Stated task: Work out how many lines of the listing hold the string "frac". Answer with that number alone.

## START Material for this exercise

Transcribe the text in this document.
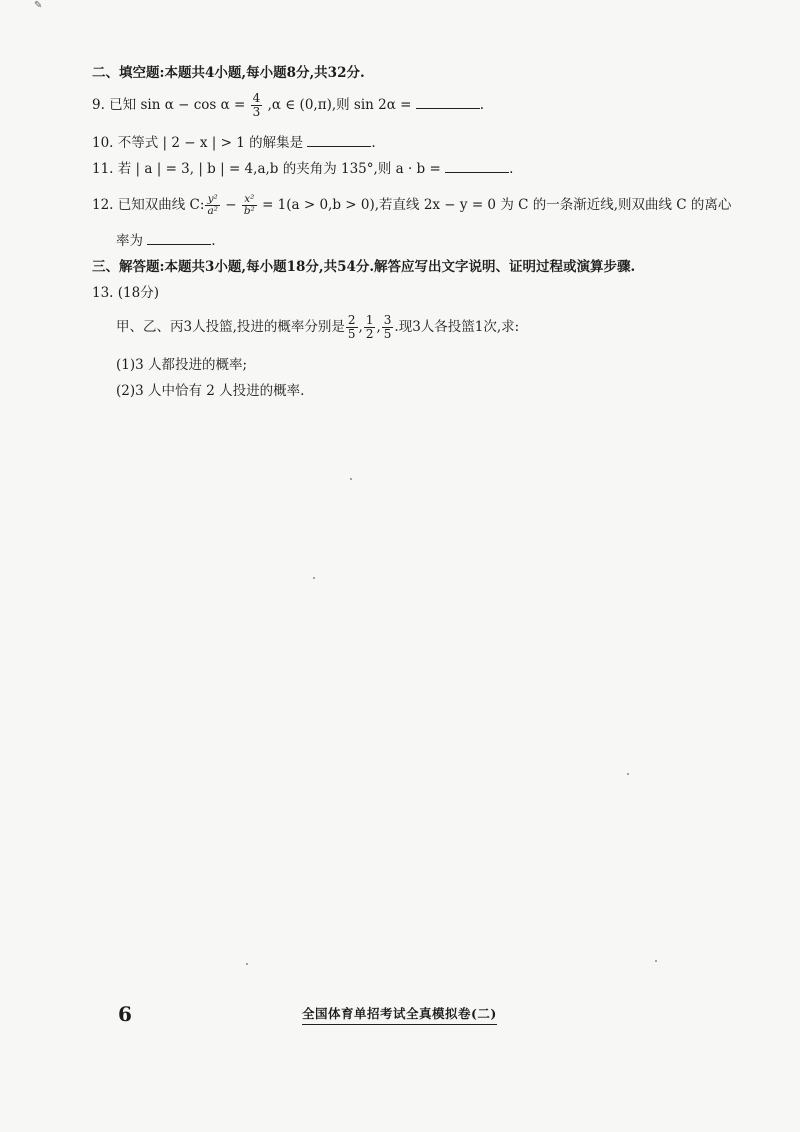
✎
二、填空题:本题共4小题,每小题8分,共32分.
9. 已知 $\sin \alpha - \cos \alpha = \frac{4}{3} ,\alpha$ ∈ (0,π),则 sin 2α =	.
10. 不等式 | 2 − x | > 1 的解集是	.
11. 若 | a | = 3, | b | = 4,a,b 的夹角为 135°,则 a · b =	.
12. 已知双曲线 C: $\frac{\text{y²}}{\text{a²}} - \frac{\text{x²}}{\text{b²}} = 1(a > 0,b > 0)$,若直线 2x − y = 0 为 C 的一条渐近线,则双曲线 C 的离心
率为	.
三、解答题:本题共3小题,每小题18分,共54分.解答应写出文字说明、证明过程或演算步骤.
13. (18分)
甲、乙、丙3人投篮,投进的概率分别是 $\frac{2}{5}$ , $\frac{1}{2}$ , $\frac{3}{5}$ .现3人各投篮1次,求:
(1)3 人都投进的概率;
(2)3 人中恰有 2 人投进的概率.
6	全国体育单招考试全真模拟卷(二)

## END Material for this exercise
## START Material for this exercise

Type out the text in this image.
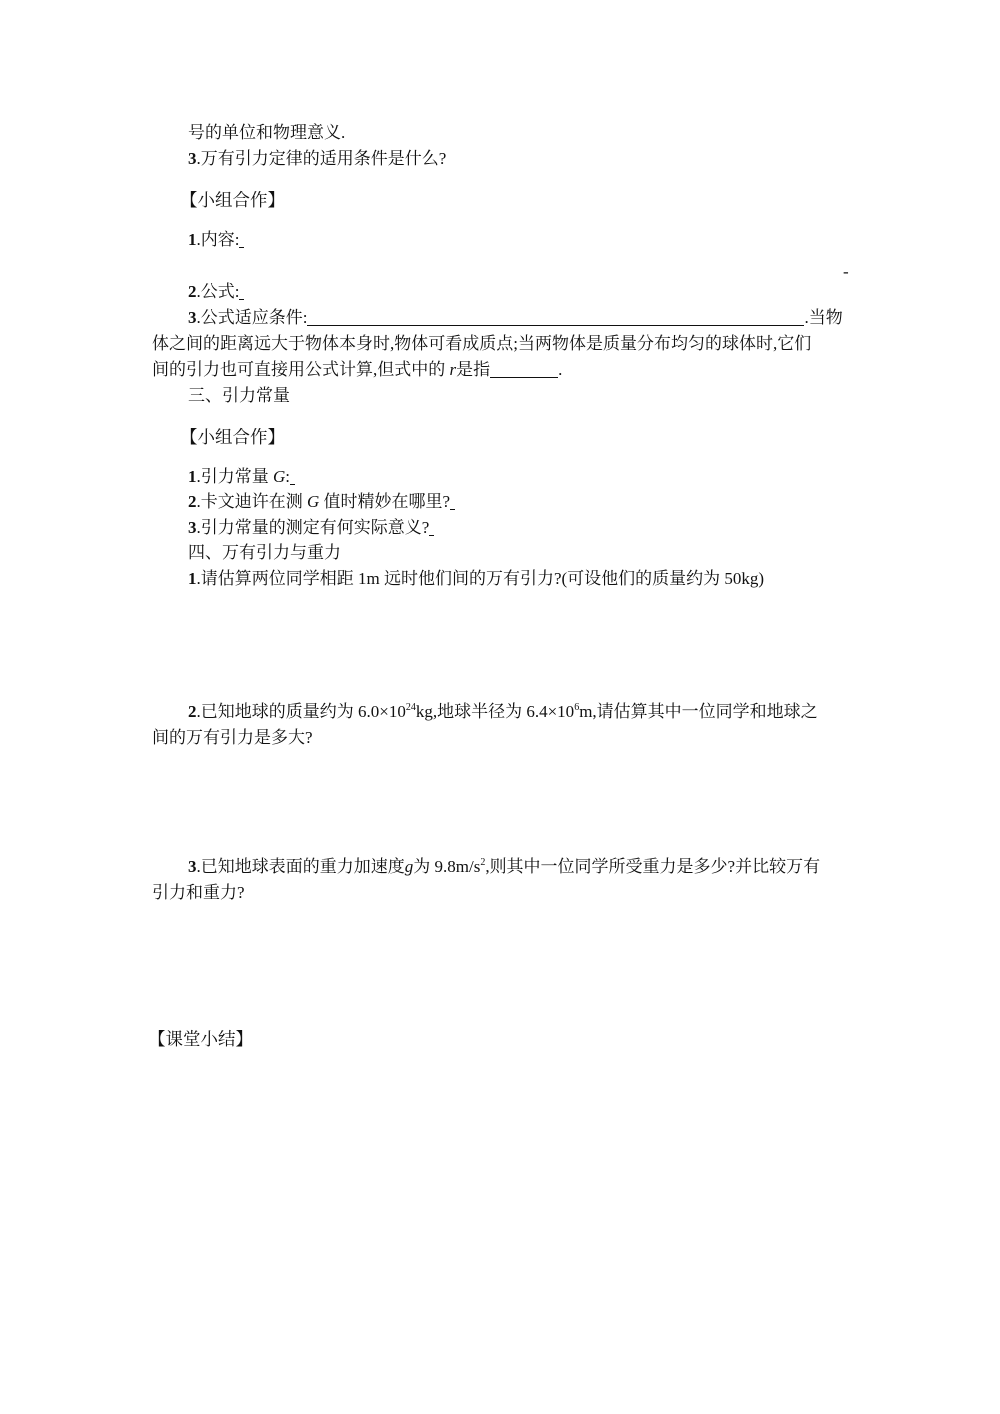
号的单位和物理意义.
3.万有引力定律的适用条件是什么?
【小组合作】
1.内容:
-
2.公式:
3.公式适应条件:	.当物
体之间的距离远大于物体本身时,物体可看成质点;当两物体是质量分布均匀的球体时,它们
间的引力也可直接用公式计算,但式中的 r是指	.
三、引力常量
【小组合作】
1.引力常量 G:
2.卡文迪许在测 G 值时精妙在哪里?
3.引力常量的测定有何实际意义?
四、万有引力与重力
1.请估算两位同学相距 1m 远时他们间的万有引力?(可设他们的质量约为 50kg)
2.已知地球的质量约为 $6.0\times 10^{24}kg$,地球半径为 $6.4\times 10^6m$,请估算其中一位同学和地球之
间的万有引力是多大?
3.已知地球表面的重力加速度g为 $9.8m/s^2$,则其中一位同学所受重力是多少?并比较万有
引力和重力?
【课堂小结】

## END Material for this exercise

Task output: 3